— THE TASK —
Set down each line of the data below exactly as it stands, dropping the pictures.

— ENTRIES —

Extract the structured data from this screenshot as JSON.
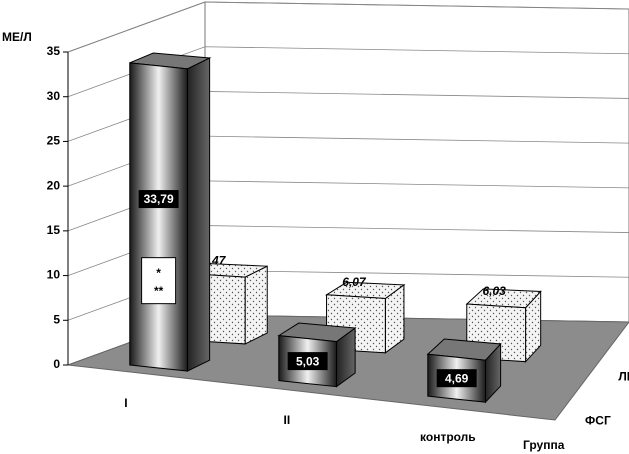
{
  "chart_data": {
    "type": "bar3d",
    "y_label": "МЕ/Л",
    "z_label": "Группа",
    "categories": [
      "I",
      "II",
      "контроль"
    ],
    "series": [
      {
        "name": "ФСГ",
        "color": "#4a4a4a",
        "values": [
          33.79,
          5.03,
          4.69
        ],
        "value_labels": [
          "33,79",
          "5,03",
          "4,69"
        ]
      },
      {
        "name": "ЛГ",
        "color": "#f4f4f4",
        "values": [
          7.47,
          6.07,
          6.03
        ],
        "value_labels": [
          "7,47",
          "6,07",
          "6,03"
        ]
      }
    ],
    "annotations": [
      "*",
      "**"
    ],
    "ylim": [
      0,
      35
    ],
    "yticks": [
      0,
      5,
      10,
      15,
      20,
      25,
      30,
      35
    ],
    "grid": true
  }
}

— THE COMPLETED TASK —
Extract the structured data from this screenshot as JSON.
{
  "chart_data": {
    "type": "bar3d",
    "y_label": "МЕ/Л",
    "z_label": "Группа",
    "categories": [
      "I",
      "II",
      "контроль"
    ],
    "series": [
      {
        "name": "ФСГ",
        "color": "#4a4a4a",
        "values": [
          33.79,
          5.03,
          4.69
        ],
        "value_labels": [
          "33,79",
          "5,03",
          "4,69"
        ]
      },
      {
        "name": "ЛГ",
        "color": "#f4f4f4",
        "values": [
          7.47,
          6.07,
          6.03
        ],
        "value_labels": [
          "7,47",
          "6,07",
          "6,03"
        ]
      }
    ],
    "annotations": [
      "*",
      "**"
    ],
    "ylim": [
      0,
      35
    ],
    "yticks": [
      0,
      5,
      10,
      15,
      20,
      25,
      30,
      35
    ],
    "grid": true
  }
}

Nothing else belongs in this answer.